**Selected text**

* * * * * * *

Very recently, I joined a real-time streaming start-up called - DataTorrent (https://www.datatorrent.com/). I was extremely curious and excited to know more about the DataTorrent's streaming platform, as just few months earlier I was looking to build an analytics product, and for that I was exploring Twitter's real-time streaming computation system - Storm (http://storm-project.net/). After exploring both the
platforms, I feel that both have very similar terminology and notion, but a lot of
noticeable differences at the same time.
In this post I will touch upon, one of the most
important computational aspect in real-time computing – the aggregation computation time window and how DataTorrent and Storm differ on this aspect.
DataTorrent's real-time streaming platform
supports various streaming computation models whereas Storm's distributed
real-time system has no built-in support.
Common Business
Scenarios
As a real-time streaming
application developer, I want to be able to associate arbitrary amount of time
period as needed to do the aggregations. For example, consider following
use-cases related to some very common business applications -
1. Calculate simple moving average of a stock price
within 'n' minute window.

* * * * * * *

**Task brief**
In the post comparing DataTorrent and Storm, which of the two platforms has no built-in support for streaming computation models?

**Records supplied**
* * * * * * *

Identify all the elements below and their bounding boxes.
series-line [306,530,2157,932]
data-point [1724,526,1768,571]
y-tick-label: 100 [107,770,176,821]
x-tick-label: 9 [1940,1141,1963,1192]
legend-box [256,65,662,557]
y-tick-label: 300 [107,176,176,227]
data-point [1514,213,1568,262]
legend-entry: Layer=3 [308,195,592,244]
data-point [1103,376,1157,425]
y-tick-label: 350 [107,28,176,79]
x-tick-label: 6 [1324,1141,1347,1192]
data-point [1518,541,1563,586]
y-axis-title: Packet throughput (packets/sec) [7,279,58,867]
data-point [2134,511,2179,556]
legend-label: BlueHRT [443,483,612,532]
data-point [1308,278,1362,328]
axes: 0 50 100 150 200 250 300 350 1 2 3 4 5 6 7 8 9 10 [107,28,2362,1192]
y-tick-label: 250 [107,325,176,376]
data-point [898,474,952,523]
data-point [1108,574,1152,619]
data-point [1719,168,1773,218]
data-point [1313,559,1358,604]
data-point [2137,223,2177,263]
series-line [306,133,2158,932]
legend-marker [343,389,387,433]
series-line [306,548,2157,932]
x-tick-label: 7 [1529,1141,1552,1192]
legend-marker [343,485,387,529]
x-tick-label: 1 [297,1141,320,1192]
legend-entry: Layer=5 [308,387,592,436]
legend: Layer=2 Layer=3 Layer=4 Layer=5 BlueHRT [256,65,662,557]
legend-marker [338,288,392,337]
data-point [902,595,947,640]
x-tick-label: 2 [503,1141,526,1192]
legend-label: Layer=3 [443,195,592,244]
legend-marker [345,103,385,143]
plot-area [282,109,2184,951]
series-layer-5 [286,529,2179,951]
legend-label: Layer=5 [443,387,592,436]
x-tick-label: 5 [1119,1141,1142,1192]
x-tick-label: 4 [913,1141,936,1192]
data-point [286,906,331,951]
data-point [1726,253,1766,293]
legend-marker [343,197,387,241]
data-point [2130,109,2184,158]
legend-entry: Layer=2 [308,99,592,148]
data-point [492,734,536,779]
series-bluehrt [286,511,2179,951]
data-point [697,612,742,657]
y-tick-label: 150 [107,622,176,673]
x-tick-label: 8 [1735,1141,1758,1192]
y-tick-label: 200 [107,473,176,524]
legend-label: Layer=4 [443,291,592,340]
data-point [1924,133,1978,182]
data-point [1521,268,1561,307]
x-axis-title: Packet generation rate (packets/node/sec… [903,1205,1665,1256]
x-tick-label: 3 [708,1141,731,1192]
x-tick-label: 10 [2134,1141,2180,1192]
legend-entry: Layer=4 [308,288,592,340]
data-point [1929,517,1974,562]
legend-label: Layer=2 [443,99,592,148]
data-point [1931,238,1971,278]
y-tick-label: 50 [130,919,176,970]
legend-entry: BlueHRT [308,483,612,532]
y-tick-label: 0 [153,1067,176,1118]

* * * * * * *

**Output for this exercise**
Storm's distributed real-time system has no built-in support.